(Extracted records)
::::::::

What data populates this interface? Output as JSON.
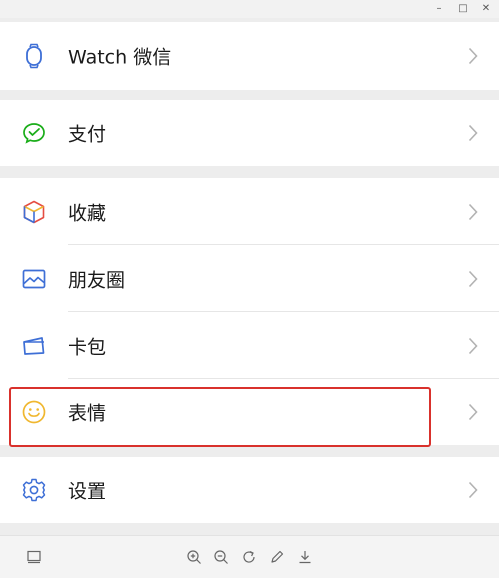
{
  "window": {
    "minimize_glyph": "–",
    "maximize_glyph": "□",
    "close_glyph": "✕"
  },
  "menu": {
    "watch": {
      "label": "Watch 微信",
      "icon": "watch-icon"
    },
    "pay": {
      "label": "支付",
      "icon": "wechat-pay-icon"
    },
    "favorites": {
      "label": "收藏",
      "icon": "cube-icon"
    },
    "moments": {
      "label": "朋友圈",
      "icon": "picture-icon"
    },
    "cards": {
      "label": "卡包",
      "icon": "card-icon"
    },
    "stickers": {
      "label": "表情",
      "icon": "smiley-icon"
    },
    "settings": {
      "label": "设置",
      "icon": "gear-icon"
    }
  },
  "highlighted_item": "stickers",
  "colors": {
    "highlight_border": "#d9312c",
    "icon_blue": "#3e6fd6",
    "icon_green": "#1aad19",
    "icon_yellow": "#f0b72f",
    "chevron": "#b2b2b2"
  },
  "toolbar": {
    "tools": [
      "screen-icon",
      "zoom-in-icon",
      "zoom-out-icon",
      "rotate-icon",
      "edit-icon",
      "download-icon"
    ]
  }
}
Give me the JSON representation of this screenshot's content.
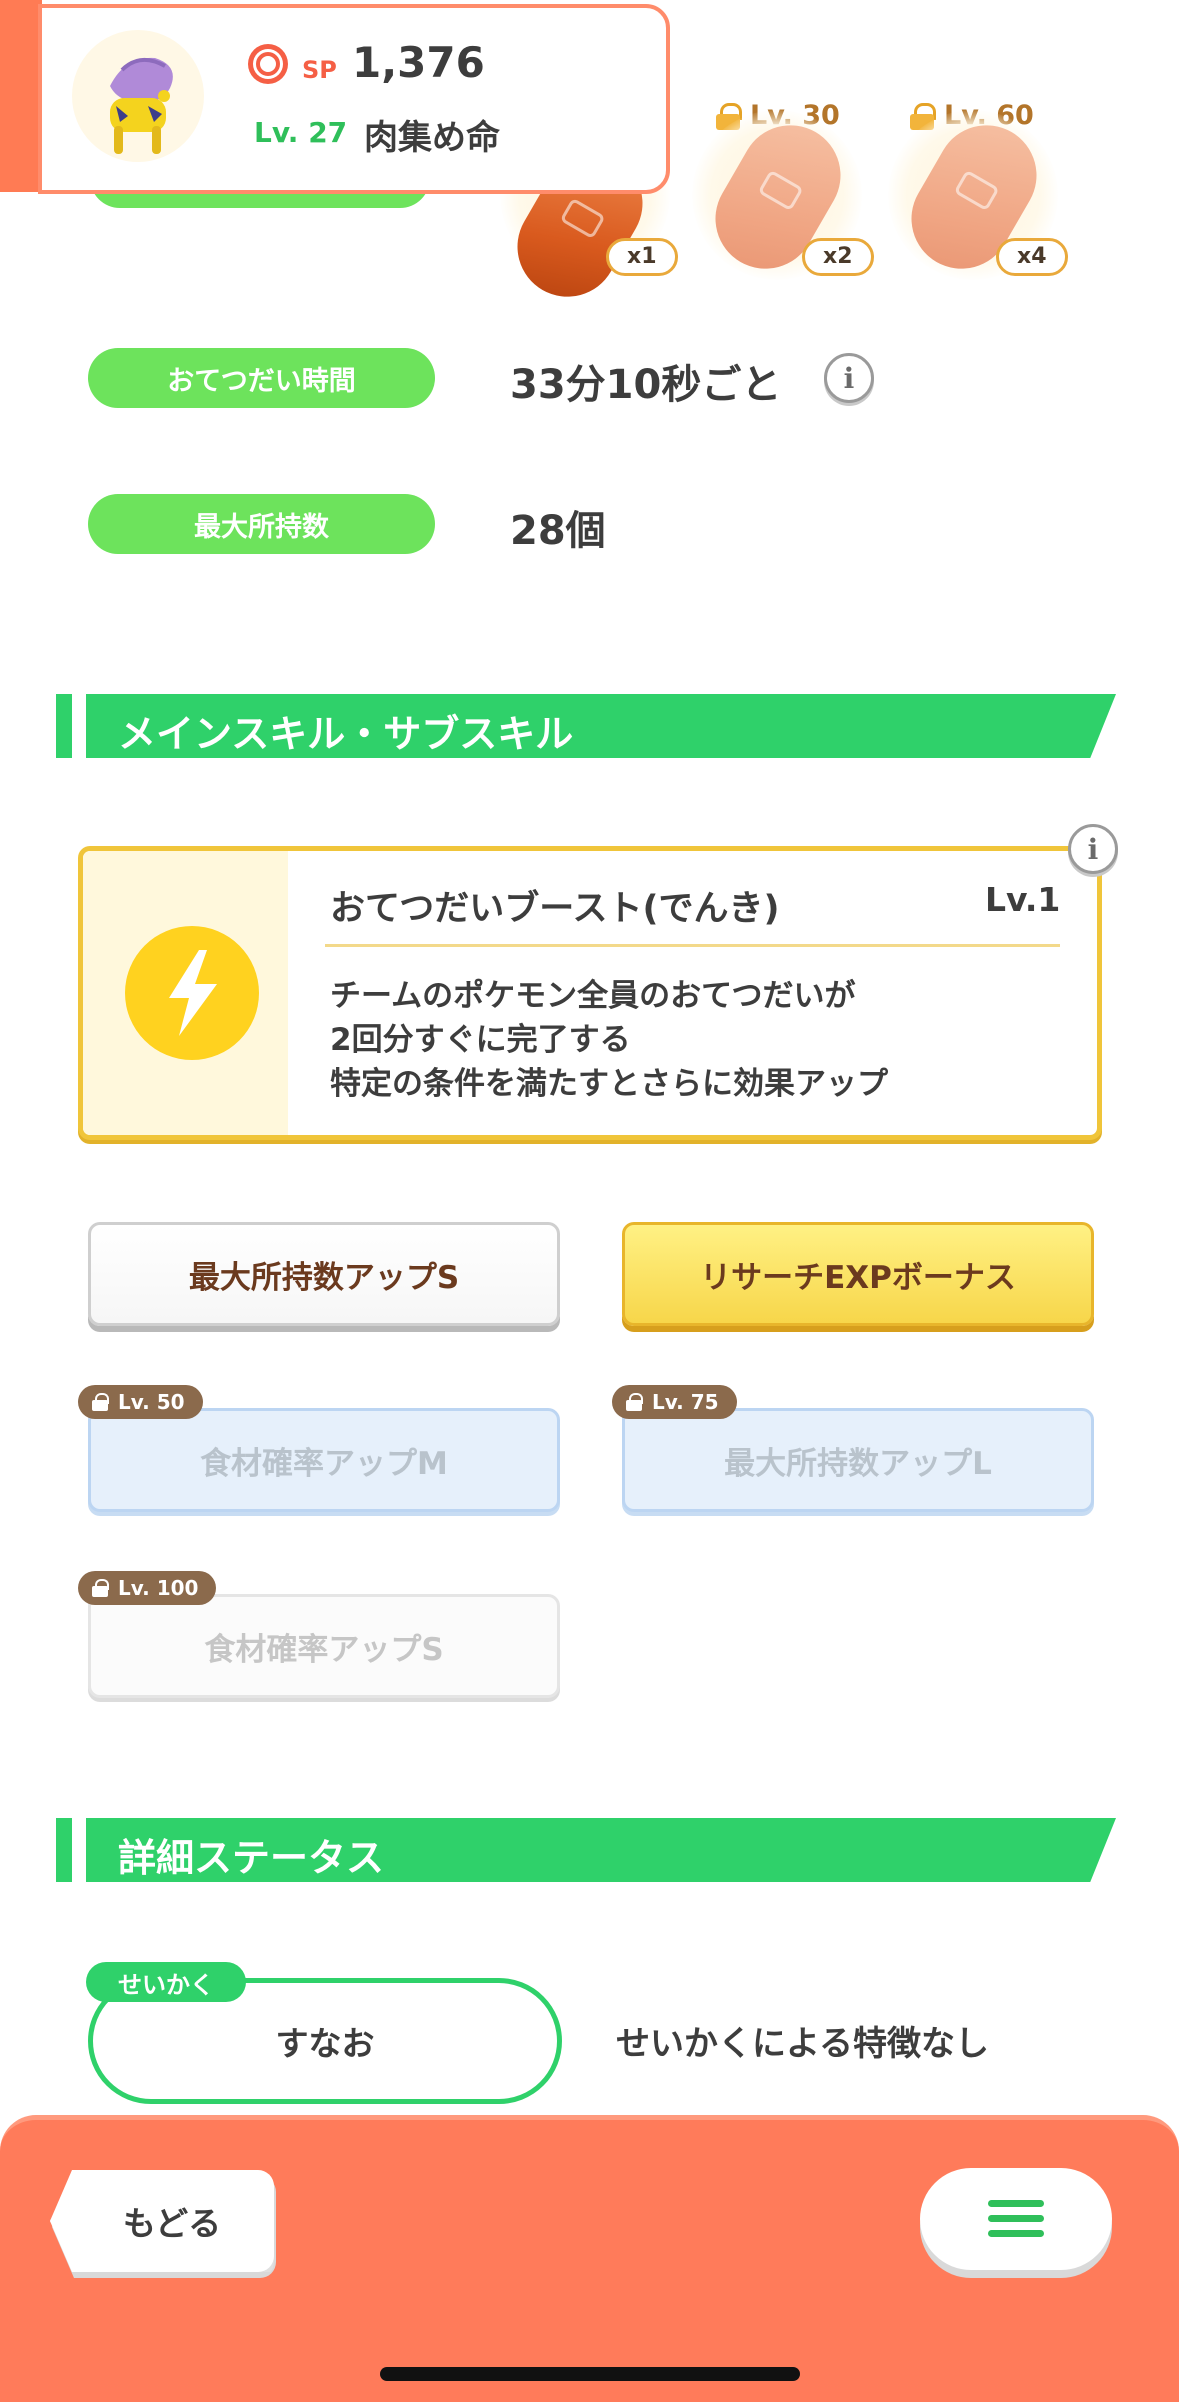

::::::::

Scan the material above for the string "this" and return the lines that hold it.

• [Task output]:
What data populates this interface? Output as JSON.
Give me the JSON representation of this screenshot's content.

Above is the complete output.